-- begin MATERIAL --

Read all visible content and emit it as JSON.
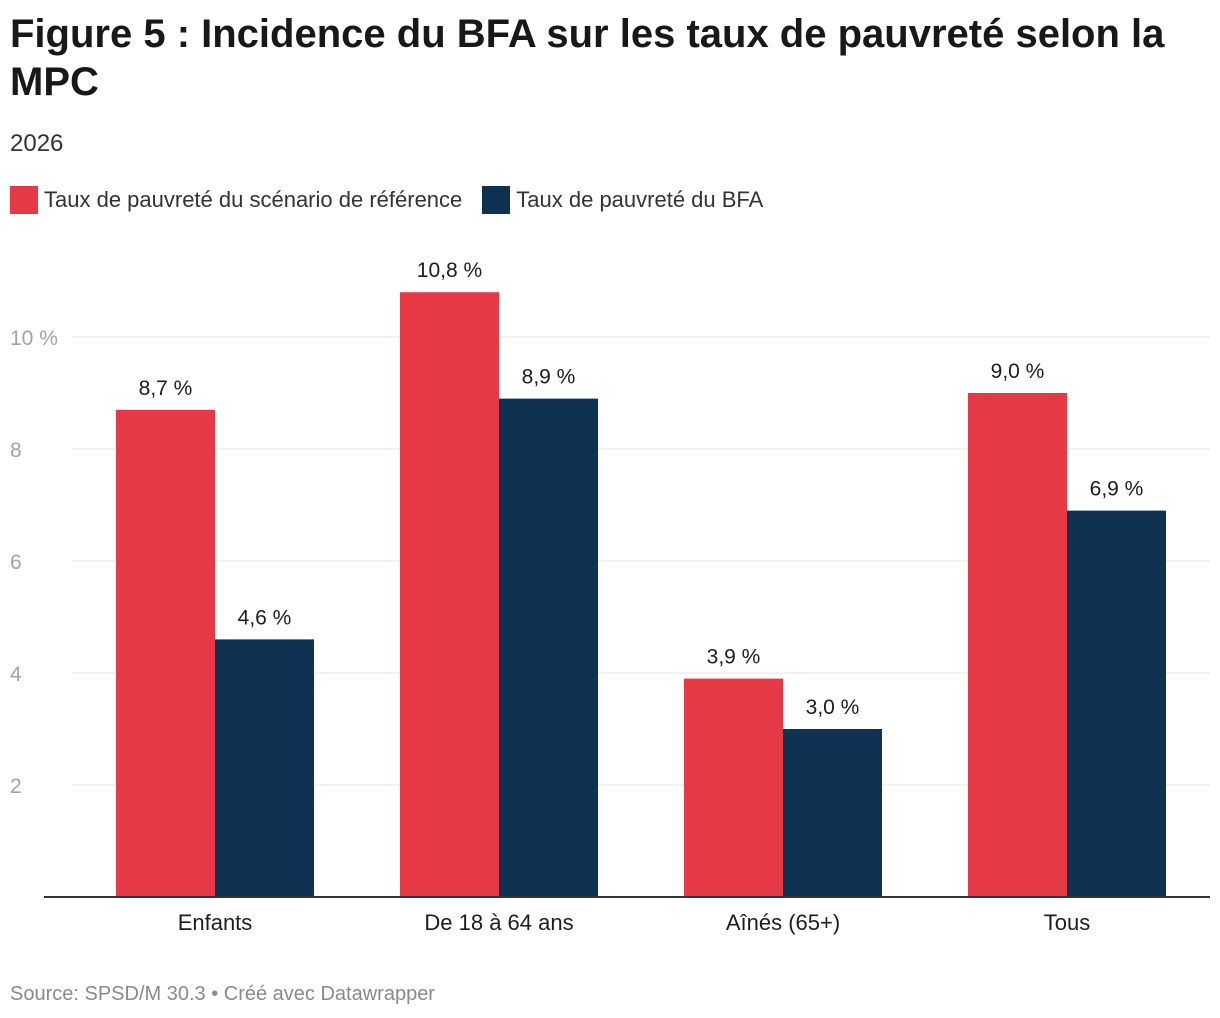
{
  "header": {
    "title": "Figure 5 : Incidence du BFA sur les taux de pauvreté selon la MPC",
    "subtitle": "2026"
  },
  "legend": [
    {
      "label": "Taux de pauvreté du scénario de référence",
      "color": "#e63946"
    },
    {
      "label": "Taux de pauvreté du BFA",
      "color": "#0f3152"
    }
  ],
  "footer": {
    "source": "Source: SPSD/M 30.3 • Créé avec Datawrapper"
  },
  "chart_data": {
    "type": "bar",
    "title": "Figure 5 : Incidence du BFA sur les taux de pauvreté selon la MPC",
    "subtitle": "2026",
    "categories": [
      "Enfants",
      "De 18 à 64 ans",
      "Aînés (65+)",
      "Tous"
    ],
    "series": [
      {
        "name": "Taux de pauvreté du scénario de référence",
        "color": "#e63946",
        "values": [
          8.7,
          10.8,
          3.9,
          9.0
        ],
        "labels": [
          "8,7 %",
          "10,8 %",
          "3,9 %",
          "9,0 %"
        ]
      },
      {
        "name": "Taux de pauvreté du BFA",
        "color": "#0f3152",
        "values": [
          4.6,
          8.9,
          3.0,
          6.9
        ],
        "labels": [
          "4,6 %",
          "8,9 %",
          "3,0 %",
          "6,9 %"
        ]
      }
    ],
    "ylim": [
      0,
      12
    ],
    "yticks": [
      {
        "value": 2,
        "label": "2"
      },
      {
        "value": 4,
        "label": "4"
      },
      {
        "value": 6,
        "label": "6"
      },
      {
        "value": 8,
        "label": "8"
      },
      {
        "value": 10,
        "label": "10 %"
      }
    ],
    "grid": true,
    "legend_position": "top-left"
  }
}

-- end MATERIAL --

- _OBJECTIVE_
Output all of the data exactly as it stands, minus any images.

- _TASK ANSWER_
Read all visible content and emit it as JSON.
{
  "header": {
    "title": "Figure 5 : Incidence du BFA sur les taux de pauvreté selon la MPC",
    "subtitle": "2026"
  },
  "legend": [
    {
      "label": "Taux de pauvreté du scénario de référence",
      "color": "#e63946"
    },
    {
      "label": "Taux de pauvreté du BFA",
      "color": "#0f3152"
    }
  ],
  "footer": {
    "source": "Source: SPSD/M 30.3 • Créé avec Datawrapper"
  },
  "chart_data": {
    "type": "bar",
    "title": "Figure 5 : Incidence du BFA sur les taux de pauvreté selon la MPC",
    "subtitle": "2026",
    "categories": [
      "Enfants",
      "De 18 à 64 ans",
      "Aînés (65+)",
      "Tous"
    ],
    "series": [
      {
        "name": "Taux de pauvreté du scénario de référence",
        "color": "#e63946",
        "values": [
          8.7,
          10.8,
          3.9,
          9.0
        ],
        "labels": [
          "8,7 %",
          "10,8 %",
          "3,9 %",
          "9,0 %"
        ]
      },
      {
        "name": "Taux de pauvreté du BFA",
        "color": "#0f3152",
        "values": [
          4.6,
          8.9,
          3.0,
          6.9
        ],
        "labels": [
          "4,6 %",
          "8,9 %",
          "3,0 %",
          "6,9 %"
        ]
      }
    ],
    "ylim": [
      0,
      12
    ],
    "yticks": [
      {
        "value": 2,
        "label": "2"
      },
      {
        "value": 4,
        "label": "4"
      },
      {
        "value": 6,
        "label": "6"
      },
      {
        "value": 8,
        "label": "8"
      },
      {
        "value": 10,
        "label": "10 %"
      }
    ],
    "grid": true,
    "legend_position": "top-left"
  }
}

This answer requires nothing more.